DIRECTIONS FOR THIS TASK -
Return each line of the data below exactly, omitting any pictures.

========

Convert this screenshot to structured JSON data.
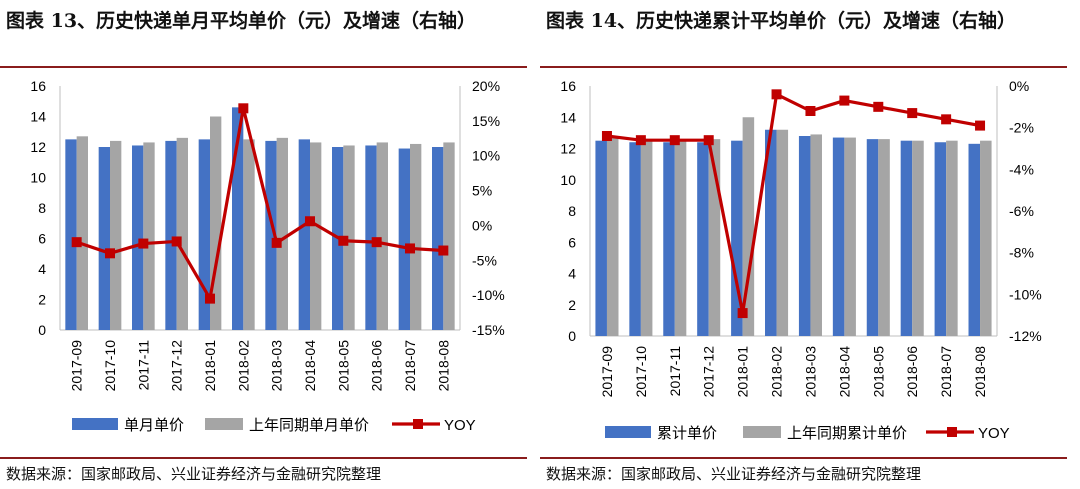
{
  "charts": [
    {
      "title": "图表 13、历史快递单月平均单价（元）及增速（右轴）",
      "source": "数据来源：国家邮政局、兴业证券经济与金融研究院整理"
    },
    {
      "title": "图表 14、历史快递累计平均单价（元）及增速（右轴）",
      "source": "数据来源：国家邮政局、兴业证券经济与金融研究院整理"
    }
  ],
  "colors": {
    "bar_current": "#4472C4",
    "bar_prior": "#A5A5A5",
    "line": "#C00000",
    "rule": "#8A1C1C"
  },
  "chart_data": [
    {
      "type": "bar",
      "title": "图表 13、历史快递单月平均单价（元）及增速（右轴）",
      "categories": [
        "2017-09",
        "2017-10",
        "2017-11",
        "2017-12",
        "2018-01",
        "2018-02",
        "2018-03",
        "2018-04",
        "2018-05",
        "2018-06",
        "2018-07",
        "2018-08"
      ],
      "series": [
        {
          "name": "单月单价",
          "type": "bar",
          "axis": "left",
          "values": [
            12.5,
            12.0,
            12.1,
            12.4,
            12.5,
            14.6,
            12.4,
            12.5,
            12.0,
            12.1,
            11.9,
            12.0
          ]
        },
        {
          "name": "上年同期单月单价",
          "type": "bar",
          "axis": "left",
          "values": [
            12.7,
            12.4,
            12.3,
            12.6,
            14.0,
            12.5,
            12.6,
            12.3,
            12.1,
            12.3,
            12.2,
            12.3
          ]
        },
        {
          "name": "YOY",
          "type": "line",
          "axis": "right",
          "values": [
            -2.4,
            -4.0,
            -2.6,
            -2.3,
            -10.5,
            16.8,
            -2.5,
            0.6,
            -2.2,
            -2.4,
            -3.3,
            -3.6
          ]
        }
      ],
      "left_axis": {
        "ylim": [
          0,
          16
        ],
        "ticks": [
          "0",
          "2",
          "4",
          "6",
          "8",
          "10",
          "12",
          "14",
          "16"
        ]
      },
      "right_axis": {
        "ylim": [
          -15,
          20
        ],
        "ticks": [
          "-15%",
          "-10%",
          "-5%",
          "0%",
          "5%",
          "10%",
          "15%",
          "20%"
        ]
      },
      "grid": false,
      "legend": "bottom"
    },
    {
      "type": "bar",
      "title": "图表 14、历史快递累计平均单价（元）及增速（右轴）",
      "categories": [
        "2017-09",
        "2017-10",
        "2017-11",
        "2017-12",
        "2018-01",
        "2018-02",
        "2018-03",
        "2018-04",
        "2018-05",
        "2018-06",
        "2018-07",
        "2018-08"
      ],
      "series": [
        {
          "name": "累计单价",
          "type": "bar",
          "axis": "left",
          "values": [
            12.5,
            12.4,
            12.4,
            12.4,
            12.5,
            13.2,
            12.8,
            12.7,
            12.6,
            12.5,
            12.4,
            12.3
          ]
        },
        {
          "name": "上年同期累计单价",
          "type": "bar",
          "axis": "left",
          "values": [
            12.7,
            12.6,
            12.6,
            12.6,
            14.0,
            13.2,
            12.9,
            12.7,
            12.6,
            12.5,
            12.5,
            12.5
          ]
        },
        {
          "name": "YOY",
          "type": "line",
          "axis": "right",
          "values": [
            -2.4,
            -2.6,
            -2.6,
            -2.6,
            -10.9,
            -0.4,
            -1.2,
            -0.7,
            -1.0,
            -1.3,
            -1.6,
            -1.9
          ]
        }
      ],
      "left_axis": {
        "ylim": [
          0,
          16
        ],
        "ticks": [
          "0",
          "2",
          "4",
          "6",
          "8",
          "10",
          "12",
          "14",
          "16"
        ]
      },
      "right_axis": {
        "ylim": [
          -12,
          0
        ],
        "ticks": [
          "-12%",
          "-10%",
          "-8%",
          "-6%",
          "-4%",
          "-2%",
          "0%"
        ]
      },
      "grid": false,
      "legend": "bottom"
    }
  ]
}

========

FULL OUTPUT -
Convert this screenshot to structured JSON data.
{
  "charts": [
    {
      "title": "图表 13、历史快递单月平均单价（元）及增速（右轴）",
      "source": "数据来源：国家邮政局、兴业证券经济与金融研究院整理"
    },
    {
      "title": "图表 14、历史快递累计平均单价（元）及增速（右轴）",
      "source": "数据来源：国家邮政局、兴业证券经济与金融研究院整理"
    }
  ],
  "colors": {
    "bar_current": "#4472C4",
    "bar_prior": "#A5A5A5",
    "line": "#C00000",
    "rule": "#8A1C1C"
  },
  "chart_data": [
    {
      "type": "bar",
      "title": "图表 13、历史快递单月平均单价（元）及增速（右轴）",
      "categories": [
        "2017-09",
        "2017-10",
        "2017-11",
        "2017-12",
        "2018-01",
        "2018-02",
        "2018-03",
        "2018-04",
        "2018-05",
        "2018-06",
        "2018-07",
        "2018-08"
      ],
      "series": [
        {
          "name": "单月单价",
          "type": "bar",
          "axis": "left",
          "values": [
            12.5,
            12.0,
            12.1,
            12.4,
            12.5,
            14.6,
            12.4,
            12.5,
            12.0,
            12.1,
            11.9,
            12.0
          ]
        },
        {
          "name": "上年同期单月单价",
          "type": "bar",
          "axis": "left",
          "values": [
            12.7,
            12.4,
            12.3,
            12.6,
            14.0,
            12.5,
            12.6,
            12.3,
            12.1,
            12.3,
            12.2,
            12.3
          ]
        },
        {
          "name": "YOY",
          "type": "line",
          "axis": "right",
          "values": [
            -2.4,
            -4.0,
            -2.6,
            -2.3,
            -10.5,
            16.8,
            -2.5,
            0.6,
            -2.2,
            -2.4,
            -3.3,
            -3.6
          ]
        }
      ],
      "left_axis": {
        "ylim": [
          0,
          16
        ],
        "ticks": [
          "0",
          "2",
          "4",
          "6",
          "8",
          "10",
          "12",
          "14",
          "16"
        ]
      },
      "right_axis": {
        "ylim": [
          -15,
          20
        ],
        "ticks": [
          "-15%",
          "-10%",
          "-5%",
          "0%",
          "5%",
          "10%",
          "15%",
          "20%"
        ]
      },
      "grid": false,
      "legend": "bottom"
    },
    {
      "type": "bar",
      "title": "图表 14、历史快递累计平均单价（元）及增速（右轴）",
      "categories": [
        "2017-09",
        "2017-10",
        "2017-11",
        "2017-12",
        "2018-01",
        "2018-02",
        "2018-03",
        "2018-04",
        "2018-05",
        "2018-06",
        "2018-07",
        "2018-08"
      ],
      "series": [
        {
          "name": "累计单价",
          "type": "bar",
          "axis": "left",
          "values": [
            12.5,
            12.4,
            12.4,
            12.4,
            12.5,
            13.2,
            12.8,
            12.7,
            12.6,
            12.5,
            12.4,
            12.3
          ]
        },
        {
          "name": "上年同期累计单价",
          "type": "bar",
          "axis": "left",
          "values": [
            12.7,
            12.6,
            12.6,
            12.6,
            14.0,
            13.2,
            12.9,
            12.7,
            12.6,
            12.5,
            12.5,
            12.5
          ]
        },
        {
          "name": "YOY",
          "type": "line",
          "axis": "right",
          "values": [
            -2.4,
            -2.6,
            -2.6,
            -2.6,
            -10.9,
            -0.4,
            -1.2,
            -0.7,
            -1.0,
            -1.3,
            -1.6,
            -1.9
          ]
        }
      ],
      "left_axis": {
        "ylim": [
          0,
          16
        ],
        "ticks": [
          "0",
          "2",
          "4",
          "6",
          "8",
          "10",
          "12",
          "14",
          "16"
        ]
      },
      "right_axis": {
        "ylim": [
          -12,
          0
        ],
        "ticks": [
          "-12%",
          "-10%",
          "-8%",
          "-6%",
          "-4%",
          "-2%",
          "0%"
        ]
      },
      "grid": false,
      "legend": "bottom"
    }
  ]
}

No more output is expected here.